TO DO:
Show every line that has the string "Signal" in it.

GIVEN RECORDS:

▼

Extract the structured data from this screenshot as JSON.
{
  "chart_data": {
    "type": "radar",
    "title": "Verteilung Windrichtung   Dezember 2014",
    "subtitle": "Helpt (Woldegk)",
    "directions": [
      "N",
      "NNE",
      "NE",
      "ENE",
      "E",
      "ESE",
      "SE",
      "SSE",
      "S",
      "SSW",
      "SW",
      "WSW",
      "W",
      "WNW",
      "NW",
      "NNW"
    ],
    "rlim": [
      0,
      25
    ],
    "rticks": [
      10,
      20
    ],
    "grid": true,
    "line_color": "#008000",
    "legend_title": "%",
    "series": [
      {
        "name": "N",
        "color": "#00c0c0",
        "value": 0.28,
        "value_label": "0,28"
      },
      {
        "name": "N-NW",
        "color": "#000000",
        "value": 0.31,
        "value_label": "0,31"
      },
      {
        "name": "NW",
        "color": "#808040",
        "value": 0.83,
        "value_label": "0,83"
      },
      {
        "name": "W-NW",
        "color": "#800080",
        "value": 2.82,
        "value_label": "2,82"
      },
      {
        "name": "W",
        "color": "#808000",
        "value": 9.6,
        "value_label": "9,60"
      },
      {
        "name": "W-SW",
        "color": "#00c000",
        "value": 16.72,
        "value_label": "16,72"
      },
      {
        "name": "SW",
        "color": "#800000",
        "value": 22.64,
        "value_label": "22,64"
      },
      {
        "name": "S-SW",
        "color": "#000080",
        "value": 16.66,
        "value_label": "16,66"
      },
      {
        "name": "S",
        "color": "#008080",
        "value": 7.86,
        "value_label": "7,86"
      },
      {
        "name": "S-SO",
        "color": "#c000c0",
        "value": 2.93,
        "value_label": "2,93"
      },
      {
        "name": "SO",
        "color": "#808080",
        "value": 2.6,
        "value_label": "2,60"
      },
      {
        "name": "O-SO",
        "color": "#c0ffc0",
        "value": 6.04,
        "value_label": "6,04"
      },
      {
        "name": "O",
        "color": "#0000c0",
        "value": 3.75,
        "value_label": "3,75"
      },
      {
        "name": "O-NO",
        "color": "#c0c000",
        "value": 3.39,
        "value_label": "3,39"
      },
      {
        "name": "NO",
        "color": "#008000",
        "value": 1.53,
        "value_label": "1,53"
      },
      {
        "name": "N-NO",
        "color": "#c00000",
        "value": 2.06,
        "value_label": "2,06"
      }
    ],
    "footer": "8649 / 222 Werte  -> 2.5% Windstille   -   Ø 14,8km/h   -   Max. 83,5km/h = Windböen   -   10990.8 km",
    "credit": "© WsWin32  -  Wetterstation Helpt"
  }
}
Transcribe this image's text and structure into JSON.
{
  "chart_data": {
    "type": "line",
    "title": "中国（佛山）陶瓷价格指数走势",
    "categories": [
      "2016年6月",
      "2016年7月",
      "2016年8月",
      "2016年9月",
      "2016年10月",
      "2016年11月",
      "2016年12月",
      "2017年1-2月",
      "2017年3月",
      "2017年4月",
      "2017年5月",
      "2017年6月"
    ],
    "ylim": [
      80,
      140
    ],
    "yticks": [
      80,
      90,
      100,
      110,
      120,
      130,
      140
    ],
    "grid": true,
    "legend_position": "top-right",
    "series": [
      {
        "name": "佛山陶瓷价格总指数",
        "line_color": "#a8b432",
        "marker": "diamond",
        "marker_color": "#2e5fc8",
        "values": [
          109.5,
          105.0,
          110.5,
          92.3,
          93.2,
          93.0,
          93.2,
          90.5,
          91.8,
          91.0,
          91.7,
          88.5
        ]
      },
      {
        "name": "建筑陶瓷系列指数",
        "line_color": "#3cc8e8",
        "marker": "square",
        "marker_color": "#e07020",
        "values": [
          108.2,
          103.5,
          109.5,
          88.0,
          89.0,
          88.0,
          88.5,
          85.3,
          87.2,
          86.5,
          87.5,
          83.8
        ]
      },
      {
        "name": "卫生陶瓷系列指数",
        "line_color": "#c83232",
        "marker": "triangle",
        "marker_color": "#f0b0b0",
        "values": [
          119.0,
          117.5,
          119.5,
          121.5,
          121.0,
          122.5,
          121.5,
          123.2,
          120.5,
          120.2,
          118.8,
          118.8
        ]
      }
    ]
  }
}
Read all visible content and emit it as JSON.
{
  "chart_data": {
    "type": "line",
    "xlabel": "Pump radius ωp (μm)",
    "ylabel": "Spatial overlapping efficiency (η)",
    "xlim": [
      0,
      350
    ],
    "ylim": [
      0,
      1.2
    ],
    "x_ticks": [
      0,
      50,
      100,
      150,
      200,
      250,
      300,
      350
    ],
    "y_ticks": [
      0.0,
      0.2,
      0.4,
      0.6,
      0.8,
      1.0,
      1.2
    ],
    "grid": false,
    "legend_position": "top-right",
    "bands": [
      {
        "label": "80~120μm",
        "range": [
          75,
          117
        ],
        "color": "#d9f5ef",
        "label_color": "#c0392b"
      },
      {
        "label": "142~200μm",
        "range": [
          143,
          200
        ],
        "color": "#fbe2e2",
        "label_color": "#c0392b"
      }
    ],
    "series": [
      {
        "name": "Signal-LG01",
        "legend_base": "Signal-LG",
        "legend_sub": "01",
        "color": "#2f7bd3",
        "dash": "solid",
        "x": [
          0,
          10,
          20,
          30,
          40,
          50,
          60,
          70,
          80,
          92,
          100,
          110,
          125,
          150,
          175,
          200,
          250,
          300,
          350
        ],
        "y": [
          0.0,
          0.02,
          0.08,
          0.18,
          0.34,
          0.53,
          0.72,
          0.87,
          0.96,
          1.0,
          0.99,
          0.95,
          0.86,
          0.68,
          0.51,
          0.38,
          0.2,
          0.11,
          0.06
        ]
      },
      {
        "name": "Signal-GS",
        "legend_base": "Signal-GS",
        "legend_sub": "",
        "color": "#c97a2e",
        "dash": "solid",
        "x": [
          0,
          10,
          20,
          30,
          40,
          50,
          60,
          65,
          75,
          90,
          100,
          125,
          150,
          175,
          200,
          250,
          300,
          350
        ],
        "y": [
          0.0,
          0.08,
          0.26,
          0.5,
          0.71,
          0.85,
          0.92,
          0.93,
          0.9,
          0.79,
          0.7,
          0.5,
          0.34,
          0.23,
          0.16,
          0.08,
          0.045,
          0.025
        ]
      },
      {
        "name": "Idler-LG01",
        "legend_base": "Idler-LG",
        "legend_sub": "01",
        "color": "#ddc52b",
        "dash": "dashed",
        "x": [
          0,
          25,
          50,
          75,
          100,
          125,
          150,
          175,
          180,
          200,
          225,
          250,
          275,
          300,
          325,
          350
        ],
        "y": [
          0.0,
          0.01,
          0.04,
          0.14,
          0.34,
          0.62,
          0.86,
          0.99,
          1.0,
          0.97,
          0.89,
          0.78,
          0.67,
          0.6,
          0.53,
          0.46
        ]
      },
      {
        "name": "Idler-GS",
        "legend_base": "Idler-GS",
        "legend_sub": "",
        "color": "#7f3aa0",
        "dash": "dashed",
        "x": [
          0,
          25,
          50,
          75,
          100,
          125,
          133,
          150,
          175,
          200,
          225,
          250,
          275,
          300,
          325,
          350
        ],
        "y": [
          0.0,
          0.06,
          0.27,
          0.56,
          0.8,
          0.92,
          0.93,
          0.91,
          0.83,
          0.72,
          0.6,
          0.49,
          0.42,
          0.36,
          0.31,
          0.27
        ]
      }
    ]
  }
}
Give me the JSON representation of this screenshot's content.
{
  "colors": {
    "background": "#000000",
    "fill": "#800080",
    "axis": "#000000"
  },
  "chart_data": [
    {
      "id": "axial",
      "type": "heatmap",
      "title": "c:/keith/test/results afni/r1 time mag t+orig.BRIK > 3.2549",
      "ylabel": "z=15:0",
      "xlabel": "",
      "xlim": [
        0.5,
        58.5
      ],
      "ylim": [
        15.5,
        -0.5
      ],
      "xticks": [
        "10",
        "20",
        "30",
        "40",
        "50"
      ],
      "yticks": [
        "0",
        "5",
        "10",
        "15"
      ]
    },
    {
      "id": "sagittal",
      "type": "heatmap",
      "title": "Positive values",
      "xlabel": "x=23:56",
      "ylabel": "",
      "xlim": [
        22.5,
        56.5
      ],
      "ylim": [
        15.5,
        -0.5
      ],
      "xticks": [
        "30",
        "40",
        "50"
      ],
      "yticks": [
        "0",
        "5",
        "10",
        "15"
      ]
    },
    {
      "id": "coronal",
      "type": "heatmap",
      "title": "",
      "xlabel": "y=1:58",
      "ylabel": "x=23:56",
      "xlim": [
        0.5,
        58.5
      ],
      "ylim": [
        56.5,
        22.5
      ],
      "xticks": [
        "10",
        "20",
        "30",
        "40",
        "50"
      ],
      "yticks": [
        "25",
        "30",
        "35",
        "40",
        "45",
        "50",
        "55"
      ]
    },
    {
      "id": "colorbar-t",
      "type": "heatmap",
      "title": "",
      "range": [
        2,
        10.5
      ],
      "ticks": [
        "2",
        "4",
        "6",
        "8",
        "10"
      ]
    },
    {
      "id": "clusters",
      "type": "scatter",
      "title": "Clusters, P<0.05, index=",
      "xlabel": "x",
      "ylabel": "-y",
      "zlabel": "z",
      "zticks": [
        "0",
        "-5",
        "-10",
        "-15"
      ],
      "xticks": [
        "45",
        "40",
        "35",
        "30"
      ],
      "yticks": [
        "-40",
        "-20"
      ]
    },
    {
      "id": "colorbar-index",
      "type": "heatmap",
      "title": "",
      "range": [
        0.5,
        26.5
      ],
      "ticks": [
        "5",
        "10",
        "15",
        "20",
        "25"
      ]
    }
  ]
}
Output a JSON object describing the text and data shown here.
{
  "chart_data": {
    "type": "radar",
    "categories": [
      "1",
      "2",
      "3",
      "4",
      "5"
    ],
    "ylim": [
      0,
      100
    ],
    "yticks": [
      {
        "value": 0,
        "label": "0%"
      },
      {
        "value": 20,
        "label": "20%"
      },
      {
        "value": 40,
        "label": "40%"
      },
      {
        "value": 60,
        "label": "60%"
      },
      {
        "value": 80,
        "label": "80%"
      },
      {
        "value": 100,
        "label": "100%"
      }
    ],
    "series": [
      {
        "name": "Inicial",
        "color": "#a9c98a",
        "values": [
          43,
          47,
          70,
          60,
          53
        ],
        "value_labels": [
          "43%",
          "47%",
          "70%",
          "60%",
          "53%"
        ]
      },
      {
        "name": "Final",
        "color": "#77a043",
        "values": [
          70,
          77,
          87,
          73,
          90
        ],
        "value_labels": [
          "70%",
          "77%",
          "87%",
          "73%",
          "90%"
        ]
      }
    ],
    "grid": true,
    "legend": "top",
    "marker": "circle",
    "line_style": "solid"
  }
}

▲

OUTPUT OF THE TASK:
        "name": "Signal-LG01",
        "legend_base": "Signal-LG",
        "name": "Signal-GS",
        "legend_base": "Signal-GS",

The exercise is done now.